::: DATA SUPPLIED

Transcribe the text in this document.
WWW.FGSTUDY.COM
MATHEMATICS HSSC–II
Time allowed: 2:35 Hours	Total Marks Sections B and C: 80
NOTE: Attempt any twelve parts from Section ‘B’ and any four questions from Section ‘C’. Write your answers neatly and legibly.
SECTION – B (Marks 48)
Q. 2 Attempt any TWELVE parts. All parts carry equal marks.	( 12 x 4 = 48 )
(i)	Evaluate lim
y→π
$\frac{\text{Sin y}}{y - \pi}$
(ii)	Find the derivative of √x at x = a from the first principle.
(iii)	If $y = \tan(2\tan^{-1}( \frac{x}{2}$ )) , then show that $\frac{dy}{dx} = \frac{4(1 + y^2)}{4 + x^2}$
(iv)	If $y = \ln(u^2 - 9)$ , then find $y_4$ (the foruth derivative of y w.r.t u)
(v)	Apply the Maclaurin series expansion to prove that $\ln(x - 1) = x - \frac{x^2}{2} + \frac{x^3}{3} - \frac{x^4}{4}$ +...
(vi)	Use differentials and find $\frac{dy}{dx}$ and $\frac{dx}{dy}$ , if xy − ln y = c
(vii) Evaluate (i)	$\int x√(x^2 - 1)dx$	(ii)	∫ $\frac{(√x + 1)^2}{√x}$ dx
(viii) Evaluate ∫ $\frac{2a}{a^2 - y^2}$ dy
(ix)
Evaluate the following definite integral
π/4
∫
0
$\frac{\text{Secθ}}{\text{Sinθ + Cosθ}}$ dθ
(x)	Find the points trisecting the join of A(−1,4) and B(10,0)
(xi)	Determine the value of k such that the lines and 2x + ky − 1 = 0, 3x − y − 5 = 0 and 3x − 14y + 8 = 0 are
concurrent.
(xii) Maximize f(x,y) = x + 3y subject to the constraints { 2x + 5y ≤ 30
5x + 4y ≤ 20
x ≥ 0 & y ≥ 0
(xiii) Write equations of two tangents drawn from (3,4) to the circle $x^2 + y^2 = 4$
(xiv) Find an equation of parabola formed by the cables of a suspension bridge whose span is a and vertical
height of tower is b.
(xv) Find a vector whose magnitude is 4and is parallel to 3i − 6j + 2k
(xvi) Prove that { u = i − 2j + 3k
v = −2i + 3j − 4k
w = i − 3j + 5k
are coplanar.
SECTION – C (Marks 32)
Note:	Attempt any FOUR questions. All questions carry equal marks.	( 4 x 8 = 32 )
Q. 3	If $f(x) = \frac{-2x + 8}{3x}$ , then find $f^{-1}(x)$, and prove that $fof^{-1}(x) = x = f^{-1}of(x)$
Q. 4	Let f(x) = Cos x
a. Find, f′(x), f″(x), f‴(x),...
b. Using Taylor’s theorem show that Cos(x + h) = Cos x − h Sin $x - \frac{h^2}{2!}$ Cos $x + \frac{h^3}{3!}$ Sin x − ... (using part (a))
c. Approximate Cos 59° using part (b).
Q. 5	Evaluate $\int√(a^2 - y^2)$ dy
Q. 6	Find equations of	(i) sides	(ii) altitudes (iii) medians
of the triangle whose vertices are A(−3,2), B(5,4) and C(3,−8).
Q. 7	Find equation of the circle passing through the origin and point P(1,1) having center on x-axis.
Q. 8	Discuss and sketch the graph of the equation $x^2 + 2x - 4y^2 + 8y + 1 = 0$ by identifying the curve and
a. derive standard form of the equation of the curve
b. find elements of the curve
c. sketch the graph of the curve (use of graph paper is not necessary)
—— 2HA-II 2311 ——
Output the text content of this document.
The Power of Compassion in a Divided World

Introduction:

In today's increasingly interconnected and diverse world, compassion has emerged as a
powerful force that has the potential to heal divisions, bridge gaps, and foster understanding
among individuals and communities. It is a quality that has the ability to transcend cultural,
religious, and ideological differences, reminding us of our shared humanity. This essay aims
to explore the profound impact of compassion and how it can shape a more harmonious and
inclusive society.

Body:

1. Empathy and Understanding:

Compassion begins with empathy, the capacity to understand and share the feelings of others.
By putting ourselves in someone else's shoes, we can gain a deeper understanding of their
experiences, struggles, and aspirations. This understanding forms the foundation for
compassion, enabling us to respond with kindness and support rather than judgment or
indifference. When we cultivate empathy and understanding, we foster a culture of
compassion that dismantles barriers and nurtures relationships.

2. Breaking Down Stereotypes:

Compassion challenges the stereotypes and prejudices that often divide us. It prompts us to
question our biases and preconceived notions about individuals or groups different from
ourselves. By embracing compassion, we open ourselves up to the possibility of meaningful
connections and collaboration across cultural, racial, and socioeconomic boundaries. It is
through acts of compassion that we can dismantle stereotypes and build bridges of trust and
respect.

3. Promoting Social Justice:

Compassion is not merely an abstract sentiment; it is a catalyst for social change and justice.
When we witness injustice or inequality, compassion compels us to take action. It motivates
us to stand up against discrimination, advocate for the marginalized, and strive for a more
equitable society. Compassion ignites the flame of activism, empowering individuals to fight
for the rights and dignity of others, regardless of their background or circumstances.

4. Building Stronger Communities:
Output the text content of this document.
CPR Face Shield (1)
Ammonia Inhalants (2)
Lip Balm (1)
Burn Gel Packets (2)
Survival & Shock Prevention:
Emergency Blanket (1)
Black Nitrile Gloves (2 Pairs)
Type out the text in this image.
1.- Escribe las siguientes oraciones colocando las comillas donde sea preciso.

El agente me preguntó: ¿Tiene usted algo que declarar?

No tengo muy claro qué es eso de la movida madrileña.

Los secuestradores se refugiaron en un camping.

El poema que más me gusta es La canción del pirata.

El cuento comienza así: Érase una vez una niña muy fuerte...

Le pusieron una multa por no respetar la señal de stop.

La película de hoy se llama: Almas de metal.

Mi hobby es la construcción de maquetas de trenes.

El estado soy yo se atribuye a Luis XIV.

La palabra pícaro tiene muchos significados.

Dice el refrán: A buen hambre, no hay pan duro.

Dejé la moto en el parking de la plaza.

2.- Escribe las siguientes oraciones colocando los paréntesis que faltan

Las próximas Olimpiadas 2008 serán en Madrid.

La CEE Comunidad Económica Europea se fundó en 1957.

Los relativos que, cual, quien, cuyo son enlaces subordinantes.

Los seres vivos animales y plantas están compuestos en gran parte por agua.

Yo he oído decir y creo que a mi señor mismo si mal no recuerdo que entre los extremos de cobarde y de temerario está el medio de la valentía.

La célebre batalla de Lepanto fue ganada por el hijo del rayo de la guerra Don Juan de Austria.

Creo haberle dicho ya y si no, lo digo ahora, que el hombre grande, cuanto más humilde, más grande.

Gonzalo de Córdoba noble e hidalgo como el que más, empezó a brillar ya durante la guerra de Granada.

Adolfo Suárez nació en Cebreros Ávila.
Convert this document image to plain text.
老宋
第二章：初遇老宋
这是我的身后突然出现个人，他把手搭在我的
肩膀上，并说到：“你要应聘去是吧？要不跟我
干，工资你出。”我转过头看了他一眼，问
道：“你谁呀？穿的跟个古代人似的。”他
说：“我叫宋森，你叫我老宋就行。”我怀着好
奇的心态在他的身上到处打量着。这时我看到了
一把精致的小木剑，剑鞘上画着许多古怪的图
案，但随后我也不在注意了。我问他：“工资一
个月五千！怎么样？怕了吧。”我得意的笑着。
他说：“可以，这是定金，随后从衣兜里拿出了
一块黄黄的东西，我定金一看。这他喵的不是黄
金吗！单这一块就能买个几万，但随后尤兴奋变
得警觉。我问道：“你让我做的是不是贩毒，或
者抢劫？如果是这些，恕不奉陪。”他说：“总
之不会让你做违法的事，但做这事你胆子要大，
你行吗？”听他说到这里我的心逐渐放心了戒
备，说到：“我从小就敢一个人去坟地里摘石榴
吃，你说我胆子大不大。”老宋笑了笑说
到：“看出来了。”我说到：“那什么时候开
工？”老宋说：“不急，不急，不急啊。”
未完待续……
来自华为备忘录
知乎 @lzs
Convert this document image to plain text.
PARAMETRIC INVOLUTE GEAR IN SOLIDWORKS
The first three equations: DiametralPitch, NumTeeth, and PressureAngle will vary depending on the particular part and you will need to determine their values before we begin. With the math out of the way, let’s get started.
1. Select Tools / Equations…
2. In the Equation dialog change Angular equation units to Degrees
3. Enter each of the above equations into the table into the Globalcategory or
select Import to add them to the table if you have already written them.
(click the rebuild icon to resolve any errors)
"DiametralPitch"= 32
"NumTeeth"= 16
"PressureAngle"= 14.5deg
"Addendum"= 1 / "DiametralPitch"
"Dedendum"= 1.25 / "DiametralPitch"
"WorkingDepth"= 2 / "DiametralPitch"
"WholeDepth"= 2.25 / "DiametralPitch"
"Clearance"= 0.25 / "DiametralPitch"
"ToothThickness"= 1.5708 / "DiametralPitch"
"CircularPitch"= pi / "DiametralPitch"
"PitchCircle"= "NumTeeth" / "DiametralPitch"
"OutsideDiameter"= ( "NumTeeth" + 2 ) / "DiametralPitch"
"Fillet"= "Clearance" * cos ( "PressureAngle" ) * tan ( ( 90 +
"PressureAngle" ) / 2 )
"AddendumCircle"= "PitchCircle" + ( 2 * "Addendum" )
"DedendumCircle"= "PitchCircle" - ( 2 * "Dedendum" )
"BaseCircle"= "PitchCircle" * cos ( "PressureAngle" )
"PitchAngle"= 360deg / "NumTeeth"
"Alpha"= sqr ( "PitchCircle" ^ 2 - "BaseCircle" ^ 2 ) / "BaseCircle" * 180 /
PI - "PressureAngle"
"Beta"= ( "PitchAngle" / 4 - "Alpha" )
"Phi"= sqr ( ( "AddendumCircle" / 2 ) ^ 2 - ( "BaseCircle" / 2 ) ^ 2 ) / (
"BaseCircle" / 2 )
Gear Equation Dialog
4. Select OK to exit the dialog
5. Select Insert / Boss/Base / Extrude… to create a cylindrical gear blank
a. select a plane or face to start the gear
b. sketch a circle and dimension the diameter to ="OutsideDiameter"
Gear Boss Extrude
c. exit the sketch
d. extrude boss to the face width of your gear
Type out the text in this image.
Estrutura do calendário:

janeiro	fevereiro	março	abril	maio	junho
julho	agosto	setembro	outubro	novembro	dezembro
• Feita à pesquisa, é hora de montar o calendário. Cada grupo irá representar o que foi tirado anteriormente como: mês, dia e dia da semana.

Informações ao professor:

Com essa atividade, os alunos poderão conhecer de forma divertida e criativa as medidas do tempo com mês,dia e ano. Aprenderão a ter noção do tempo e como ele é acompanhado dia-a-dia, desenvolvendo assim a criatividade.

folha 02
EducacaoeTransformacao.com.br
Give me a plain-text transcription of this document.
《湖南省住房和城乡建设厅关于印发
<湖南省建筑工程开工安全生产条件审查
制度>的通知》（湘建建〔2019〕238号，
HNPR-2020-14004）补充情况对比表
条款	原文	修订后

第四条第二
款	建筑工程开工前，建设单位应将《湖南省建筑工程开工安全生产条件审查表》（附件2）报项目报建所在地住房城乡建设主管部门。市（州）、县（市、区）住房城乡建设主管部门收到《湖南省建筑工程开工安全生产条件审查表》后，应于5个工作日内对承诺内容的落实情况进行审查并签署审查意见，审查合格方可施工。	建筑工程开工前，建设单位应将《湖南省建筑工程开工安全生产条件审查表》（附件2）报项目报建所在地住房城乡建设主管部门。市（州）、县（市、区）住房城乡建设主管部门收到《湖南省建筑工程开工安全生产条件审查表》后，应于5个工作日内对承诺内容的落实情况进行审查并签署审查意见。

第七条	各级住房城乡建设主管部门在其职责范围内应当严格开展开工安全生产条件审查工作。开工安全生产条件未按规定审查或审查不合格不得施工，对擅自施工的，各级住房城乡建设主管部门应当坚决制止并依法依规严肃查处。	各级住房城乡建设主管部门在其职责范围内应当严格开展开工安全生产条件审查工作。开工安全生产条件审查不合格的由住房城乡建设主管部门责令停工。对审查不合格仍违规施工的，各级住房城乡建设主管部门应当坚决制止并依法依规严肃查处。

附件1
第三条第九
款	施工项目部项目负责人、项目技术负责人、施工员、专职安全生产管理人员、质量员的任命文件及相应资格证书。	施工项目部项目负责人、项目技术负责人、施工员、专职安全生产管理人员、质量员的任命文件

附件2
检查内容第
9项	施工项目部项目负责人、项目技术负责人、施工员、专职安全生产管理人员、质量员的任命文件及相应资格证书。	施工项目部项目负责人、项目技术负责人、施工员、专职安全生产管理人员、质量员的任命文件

::::::

TASK STATEMENT ▸
Show every line where the string "sketch" appears.

ANSWER TO THIS EXERCISE ▸
Q. 8	Discuss and sketch the graph of the equation $x^2 + 2x - 4y^2 + 8y + 1 = 0$ by identifying the curve and
c. sketch the graph of the curve (use of graph paper is not necessary)
b. sketch a circle and dimension the diameter to ="OutsideDiameter"
c. exit the sketch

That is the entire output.